--- START OF Available records ---

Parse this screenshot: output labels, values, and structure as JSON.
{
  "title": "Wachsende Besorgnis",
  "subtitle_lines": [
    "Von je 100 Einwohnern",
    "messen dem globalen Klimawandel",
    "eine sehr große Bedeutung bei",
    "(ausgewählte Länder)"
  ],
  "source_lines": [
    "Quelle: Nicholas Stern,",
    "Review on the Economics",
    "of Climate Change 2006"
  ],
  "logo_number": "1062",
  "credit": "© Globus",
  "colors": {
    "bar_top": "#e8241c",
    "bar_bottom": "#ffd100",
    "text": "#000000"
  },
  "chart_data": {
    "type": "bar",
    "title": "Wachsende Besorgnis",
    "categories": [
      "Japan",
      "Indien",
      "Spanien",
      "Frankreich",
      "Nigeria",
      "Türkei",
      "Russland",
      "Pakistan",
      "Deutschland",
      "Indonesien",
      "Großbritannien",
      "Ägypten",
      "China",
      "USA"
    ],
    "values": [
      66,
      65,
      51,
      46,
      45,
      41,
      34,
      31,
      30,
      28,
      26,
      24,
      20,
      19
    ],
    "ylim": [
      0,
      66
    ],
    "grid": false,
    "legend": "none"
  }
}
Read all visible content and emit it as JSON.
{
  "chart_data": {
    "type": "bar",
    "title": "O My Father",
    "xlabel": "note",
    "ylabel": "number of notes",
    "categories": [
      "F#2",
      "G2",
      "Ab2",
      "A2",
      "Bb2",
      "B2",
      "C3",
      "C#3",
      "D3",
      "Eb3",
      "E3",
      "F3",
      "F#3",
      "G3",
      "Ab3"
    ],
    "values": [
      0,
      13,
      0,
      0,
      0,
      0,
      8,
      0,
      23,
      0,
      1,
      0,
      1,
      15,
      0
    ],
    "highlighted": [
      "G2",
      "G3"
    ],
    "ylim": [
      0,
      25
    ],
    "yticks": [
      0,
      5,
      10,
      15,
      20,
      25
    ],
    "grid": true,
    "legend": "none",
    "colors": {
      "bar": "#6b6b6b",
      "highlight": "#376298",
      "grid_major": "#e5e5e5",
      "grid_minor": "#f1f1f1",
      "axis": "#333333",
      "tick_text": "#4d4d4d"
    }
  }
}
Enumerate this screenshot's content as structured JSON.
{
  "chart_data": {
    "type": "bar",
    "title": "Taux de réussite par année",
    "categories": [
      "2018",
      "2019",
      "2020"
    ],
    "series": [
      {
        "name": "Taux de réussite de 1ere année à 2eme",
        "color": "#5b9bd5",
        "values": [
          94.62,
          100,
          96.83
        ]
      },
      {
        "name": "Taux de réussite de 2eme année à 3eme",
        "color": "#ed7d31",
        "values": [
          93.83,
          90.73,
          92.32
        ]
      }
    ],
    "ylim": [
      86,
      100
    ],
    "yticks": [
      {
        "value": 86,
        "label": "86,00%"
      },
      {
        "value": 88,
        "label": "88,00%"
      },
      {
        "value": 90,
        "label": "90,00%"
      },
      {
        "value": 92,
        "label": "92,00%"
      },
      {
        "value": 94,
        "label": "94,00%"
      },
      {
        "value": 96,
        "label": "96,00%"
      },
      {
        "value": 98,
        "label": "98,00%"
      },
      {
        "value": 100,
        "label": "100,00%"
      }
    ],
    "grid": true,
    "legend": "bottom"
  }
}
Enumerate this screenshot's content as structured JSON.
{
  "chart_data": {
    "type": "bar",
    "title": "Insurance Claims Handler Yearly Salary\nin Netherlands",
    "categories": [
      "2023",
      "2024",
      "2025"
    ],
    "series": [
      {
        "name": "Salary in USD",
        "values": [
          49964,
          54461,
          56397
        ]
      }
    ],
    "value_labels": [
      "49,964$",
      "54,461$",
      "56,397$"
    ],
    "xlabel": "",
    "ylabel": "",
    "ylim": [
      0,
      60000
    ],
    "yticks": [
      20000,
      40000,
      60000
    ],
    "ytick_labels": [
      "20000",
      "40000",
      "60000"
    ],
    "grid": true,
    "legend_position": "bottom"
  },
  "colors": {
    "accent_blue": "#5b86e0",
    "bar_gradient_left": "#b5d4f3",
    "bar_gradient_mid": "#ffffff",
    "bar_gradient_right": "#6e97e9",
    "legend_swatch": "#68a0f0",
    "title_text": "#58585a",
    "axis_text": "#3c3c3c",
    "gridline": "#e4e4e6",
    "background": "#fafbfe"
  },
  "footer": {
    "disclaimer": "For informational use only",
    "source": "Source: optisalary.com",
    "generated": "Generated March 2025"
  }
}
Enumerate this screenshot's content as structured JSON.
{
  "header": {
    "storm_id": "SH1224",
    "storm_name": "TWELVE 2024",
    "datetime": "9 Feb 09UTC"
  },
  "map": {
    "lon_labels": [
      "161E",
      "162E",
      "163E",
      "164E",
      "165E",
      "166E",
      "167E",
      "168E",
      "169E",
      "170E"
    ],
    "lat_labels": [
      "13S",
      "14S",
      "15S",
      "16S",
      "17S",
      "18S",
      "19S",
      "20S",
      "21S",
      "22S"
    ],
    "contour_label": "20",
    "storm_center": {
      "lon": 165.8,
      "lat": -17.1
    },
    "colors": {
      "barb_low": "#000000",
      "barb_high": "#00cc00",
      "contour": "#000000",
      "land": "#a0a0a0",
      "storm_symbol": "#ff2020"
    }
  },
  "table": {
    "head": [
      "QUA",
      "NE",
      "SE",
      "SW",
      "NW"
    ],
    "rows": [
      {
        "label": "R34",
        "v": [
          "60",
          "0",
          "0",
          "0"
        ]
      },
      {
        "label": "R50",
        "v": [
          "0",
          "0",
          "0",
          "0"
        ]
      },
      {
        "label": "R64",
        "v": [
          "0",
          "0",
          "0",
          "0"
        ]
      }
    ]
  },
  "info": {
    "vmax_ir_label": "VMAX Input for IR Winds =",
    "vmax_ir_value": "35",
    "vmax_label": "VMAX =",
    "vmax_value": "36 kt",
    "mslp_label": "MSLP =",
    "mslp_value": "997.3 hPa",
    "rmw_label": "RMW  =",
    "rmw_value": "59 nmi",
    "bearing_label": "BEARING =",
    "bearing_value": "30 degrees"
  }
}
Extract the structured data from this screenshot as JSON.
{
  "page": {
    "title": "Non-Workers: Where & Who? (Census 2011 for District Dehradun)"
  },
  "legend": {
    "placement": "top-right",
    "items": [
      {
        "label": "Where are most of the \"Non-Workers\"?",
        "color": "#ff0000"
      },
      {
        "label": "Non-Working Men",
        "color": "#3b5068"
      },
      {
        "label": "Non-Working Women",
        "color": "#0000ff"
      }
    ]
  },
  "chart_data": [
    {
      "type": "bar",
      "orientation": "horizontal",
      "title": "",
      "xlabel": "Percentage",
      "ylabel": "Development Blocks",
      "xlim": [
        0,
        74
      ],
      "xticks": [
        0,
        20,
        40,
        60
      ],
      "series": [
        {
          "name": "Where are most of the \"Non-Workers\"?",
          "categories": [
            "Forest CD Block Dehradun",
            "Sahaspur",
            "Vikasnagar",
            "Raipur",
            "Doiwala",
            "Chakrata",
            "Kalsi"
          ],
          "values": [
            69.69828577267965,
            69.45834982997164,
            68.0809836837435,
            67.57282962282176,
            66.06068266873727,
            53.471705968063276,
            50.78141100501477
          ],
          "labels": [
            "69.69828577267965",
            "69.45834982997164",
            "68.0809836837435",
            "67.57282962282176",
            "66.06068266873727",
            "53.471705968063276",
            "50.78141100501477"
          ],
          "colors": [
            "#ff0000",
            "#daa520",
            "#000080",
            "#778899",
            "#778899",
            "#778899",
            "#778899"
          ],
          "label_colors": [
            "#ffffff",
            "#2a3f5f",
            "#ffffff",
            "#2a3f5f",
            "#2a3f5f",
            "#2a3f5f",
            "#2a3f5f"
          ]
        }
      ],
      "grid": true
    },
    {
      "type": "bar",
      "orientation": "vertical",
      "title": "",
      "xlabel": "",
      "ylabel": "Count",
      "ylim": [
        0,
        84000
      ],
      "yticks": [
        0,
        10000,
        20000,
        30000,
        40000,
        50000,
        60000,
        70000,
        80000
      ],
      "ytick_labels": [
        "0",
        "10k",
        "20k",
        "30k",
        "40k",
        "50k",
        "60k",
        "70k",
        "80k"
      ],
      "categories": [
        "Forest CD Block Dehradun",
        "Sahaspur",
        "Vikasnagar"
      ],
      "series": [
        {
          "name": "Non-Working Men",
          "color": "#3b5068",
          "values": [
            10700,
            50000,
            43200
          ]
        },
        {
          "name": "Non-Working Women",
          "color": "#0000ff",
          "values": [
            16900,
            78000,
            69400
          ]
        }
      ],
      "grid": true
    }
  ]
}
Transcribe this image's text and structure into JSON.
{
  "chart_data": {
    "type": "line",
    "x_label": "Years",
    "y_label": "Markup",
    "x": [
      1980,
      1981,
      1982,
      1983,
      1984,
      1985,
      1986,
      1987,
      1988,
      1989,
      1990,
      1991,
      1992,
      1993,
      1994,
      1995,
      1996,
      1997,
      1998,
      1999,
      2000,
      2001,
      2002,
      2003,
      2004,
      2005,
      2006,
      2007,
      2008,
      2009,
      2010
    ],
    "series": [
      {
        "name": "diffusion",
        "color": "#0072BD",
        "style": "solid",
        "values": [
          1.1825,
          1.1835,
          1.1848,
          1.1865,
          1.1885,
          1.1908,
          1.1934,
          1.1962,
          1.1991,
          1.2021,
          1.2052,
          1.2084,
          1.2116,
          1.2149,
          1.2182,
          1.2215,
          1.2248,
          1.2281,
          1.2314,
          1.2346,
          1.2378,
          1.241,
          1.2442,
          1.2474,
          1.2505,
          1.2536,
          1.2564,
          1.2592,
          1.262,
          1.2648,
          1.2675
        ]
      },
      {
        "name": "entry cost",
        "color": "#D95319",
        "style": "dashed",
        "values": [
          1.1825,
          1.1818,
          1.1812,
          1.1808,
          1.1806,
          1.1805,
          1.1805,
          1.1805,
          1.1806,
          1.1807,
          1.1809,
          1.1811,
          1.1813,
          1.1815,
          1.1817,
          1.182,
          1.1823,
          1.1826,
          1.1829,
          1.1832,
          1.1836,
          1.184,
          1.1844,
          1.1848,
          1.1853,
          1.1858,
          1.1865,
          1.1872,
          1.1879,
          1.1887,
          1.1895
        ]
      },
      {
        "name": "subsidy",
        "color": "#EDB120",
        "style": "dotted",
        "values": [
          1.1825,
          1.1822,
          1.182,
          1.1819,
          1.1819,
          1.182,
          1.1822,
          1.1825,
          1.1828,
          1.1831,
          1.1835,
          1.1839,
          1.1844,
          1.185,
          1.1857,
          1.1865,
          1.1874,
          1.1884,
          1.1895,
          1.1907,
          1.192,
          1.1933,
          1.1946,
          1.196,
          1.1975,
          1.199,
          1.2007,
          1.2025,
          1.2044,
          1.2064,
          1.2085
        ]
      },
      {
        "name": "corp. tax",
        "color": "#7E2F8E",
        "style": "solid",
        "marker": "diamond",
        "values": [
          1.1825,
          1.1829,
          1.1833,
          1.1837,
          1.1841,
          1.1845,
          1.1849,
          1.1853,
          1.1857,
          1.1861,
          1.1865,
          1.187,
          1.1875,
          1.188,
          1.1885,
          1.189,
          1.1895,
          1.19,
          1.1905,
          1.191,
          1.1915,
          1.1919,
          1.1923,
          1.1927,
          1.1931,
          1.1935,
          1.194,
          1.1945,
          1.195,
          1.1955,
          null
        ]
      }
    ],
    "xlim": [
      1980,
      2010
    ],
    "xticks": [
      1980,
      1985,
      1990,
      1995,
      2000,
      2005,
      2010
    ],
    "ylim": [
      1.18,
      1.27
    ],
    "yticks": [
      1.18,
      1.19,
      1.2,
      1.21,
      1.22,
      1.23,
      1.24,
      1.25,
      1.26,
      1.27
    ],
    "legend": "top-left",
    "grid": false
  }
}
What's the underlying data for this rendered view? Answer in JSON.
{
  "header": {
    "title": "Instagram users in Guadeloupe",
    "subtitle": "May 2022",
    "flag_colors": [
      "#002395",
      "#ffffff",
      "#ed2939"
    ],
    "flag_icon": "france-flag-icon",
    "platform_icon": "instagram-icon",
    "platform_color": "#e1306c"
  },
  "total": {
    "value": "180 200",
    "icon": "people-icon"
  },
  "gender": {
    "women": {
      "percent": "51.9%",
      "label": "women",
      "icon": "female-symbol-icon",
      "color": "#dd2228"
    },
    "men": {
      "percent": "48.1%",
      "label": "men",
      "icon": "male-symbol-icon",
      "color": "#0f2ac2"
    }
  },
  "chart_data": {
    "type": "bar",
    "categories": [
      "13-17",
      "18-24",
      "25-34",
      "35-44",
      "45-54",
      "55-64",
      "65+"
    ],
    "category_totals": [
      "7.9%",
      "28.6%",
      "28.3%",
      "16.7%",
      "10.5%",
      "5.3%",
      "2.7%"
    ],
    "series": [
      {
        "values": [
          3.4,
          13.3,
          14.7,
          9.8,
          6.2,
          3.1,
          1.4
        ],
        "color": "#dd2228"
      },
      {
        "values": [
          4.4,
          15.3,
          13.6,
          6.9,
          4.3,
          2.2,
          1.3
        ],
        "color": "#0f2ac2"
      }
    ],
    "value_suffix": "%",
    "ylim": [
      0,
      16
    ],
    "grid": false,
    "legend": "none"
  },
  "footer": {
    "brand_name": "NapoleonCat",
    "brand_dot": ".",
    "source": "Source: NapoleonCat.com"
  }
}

--- END OF Available records ---

Requirement
Out of the records, collect only those lines that contain the string "ylabel".

Exercise response
    "ylabel": "number of notes",
    "ylabel": "",
      "ylabel": "Development Blocks",
      "ylabel": "Count",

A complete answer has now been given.